___ Source records
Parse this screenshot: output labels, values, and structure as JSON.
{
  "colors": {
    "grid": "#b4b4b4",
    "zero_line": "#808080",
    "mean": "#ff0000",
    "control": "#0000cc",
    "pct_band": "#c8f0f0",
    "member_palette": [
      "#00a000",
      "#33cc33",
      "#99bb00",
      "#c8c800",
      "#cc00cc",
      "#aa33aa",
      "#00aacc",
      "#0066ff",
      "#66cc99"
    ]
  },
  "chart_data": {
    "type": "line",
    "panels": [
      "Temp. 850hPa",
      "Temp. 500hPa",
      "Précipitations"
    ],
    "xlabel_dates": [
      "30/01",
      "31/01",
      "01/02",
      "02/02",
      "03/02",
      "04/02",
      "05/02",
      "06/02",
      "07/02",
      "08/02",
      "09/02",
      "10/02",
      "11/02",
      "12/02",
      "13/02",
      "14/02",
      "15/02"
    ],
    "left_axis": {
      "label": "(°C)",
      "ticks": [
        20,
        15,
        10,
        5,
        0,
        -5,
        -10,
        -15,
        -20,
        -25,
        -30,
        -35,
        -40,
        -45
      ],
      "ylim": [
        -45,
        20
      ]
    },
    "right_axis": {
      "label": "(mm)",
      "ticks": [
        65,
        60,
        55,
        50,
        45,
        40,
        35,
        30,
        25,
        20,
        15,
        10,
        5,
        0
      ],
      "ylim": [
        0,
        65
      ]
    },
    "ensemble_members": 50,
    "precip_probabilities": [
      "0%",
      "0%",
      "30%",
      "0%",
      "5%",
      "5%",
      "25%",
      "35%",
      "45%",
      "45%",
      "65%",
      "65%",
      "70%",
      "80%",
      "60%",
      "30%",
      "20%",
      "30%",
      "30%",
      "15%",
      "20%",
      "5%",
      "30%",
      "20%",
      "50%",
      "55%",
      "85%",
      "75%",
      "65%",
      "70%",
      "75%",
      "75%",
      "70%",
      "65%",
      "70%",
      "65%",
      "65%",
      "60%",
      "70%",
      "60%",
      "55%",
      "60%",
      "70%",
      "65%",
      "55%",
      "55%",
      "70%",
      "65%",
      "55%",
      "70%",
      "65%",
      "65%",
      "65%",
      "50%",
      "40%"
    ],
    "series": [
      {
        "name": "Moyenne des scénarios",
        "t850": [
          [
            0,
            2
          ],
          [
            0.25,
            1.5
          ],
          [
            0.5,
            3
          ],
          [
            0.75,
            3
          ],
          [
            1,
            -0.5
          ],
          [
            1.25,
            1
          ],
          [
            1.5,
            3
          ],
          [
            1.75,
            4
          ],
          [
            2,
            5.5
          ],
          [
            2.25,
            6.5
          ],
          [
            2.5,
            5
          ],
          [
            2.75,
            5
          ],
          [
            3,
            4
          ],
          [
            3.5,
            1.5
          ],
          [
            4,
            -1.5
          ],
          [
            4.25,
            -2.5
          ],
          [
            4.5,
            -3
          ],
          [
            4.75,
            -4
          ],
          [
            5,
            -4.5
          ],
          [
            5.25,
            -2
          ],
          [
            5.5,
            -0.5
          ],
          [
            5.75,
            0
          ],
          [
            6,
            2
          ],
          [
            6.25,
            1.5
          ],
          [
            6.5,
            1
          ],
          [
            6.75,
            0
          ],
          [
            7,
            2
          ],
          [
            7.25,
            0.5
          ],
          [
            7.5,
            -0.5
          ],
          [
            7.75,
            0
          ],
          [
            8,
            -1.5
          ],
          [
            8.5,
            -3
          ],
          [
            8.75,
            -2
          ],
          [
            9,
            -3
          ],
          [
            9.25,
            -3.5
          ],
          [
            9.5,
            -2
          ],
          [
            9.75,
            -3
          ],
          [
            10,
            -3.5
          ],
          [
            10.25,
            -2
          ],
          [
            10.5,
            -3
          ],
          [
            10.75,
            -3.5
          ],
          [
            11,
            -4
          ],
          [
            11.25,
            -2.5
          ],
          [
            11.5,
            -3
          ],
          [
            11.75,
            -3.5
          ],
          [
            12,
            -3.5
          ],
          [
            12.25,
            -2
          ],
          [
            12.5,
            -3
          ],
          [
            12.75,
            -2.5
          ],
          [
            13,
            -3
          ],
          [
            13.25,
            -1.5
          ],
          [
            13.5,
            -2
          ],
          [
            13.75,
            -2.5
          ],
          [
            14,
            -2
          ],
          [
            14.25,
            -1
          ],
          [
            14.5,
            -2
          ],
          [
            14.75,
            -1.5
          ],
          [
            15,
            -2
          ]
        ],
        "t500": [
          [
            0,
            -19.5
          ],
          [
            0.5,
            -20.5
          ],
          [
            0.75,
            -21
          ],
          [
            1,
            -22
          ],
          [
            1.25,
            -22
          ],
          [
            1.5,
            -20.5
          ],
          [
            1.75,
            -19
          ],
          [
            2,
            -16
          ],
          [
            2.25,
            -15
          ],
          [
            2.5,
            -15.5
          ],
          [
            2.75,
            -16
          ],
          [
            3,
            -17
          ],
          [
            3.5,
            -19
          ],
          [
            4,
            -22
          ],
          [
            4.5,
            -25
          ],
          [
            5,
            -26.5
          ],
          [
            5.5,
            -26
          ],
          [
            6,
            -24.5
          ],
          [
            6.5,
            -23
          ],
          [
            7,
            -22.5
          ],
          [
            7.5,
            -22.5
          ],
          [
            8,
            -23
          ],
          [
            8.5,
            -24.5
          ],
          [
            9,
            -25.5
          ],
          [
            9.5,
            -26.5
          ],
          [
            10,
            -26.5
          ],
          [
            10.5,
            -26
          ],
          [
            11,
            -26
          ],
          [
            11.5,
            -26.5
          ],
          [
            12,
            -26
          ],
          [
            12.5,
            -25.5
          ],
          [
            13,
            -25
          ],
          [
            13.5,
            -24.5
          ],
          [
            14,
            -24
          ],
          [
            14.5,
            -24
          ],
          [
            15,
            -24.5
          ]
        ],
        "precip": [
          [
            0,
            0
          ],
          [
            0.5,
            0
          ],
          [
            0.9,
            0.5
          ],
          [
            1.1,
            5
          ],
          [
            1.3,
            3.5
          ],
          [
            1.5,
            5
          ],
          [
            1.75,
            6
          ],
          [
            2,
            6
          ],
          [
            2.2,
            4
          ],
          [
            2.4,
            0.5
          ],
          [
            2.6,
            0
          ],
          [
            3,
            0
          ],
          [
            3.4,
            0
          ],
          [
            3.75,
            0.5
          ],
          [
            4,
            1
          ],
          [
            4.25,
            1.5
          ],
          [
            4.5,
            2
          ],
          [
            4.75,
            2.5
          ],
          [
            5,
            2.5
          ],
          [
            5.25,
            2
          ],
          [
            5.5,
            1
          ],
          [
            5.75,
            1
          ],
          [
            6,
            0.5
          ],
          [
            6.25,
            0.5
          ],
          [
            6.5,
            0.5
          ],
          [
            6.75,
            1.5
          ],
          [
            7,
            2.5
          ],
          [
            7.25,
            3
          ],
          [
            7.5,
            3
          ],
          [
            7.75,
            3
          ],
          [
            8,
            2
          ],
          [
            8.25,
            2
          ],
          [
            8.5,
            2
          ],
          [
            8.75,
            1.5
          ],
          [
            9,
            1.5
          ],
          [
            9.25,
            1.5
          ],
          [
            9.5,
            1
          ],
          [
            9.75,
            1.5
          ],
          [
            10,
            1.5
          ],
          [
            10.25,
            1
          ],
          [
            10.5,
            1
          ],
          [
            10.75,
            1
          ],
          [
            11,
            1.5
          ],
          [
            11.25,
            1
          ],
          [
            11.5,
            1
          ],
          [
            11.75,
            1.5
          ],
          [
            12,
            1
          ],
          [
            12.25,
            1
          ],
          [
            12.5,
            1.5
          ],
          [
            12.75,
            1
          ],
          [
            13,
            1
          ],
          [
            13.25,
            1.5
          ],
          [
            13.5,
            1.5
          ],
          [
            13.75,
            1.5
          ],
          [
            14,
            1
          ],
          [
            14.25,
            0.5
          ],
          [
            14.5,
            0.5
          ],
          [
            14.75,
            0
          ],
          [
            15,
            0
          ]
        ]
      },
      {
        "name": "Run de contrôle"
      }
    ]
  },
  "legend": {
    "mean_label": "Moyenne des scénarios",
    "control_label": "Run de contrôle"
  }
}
______
- _Objective_: Tell how many lines include "name". The number is the whole answer.

- _Task response_: 2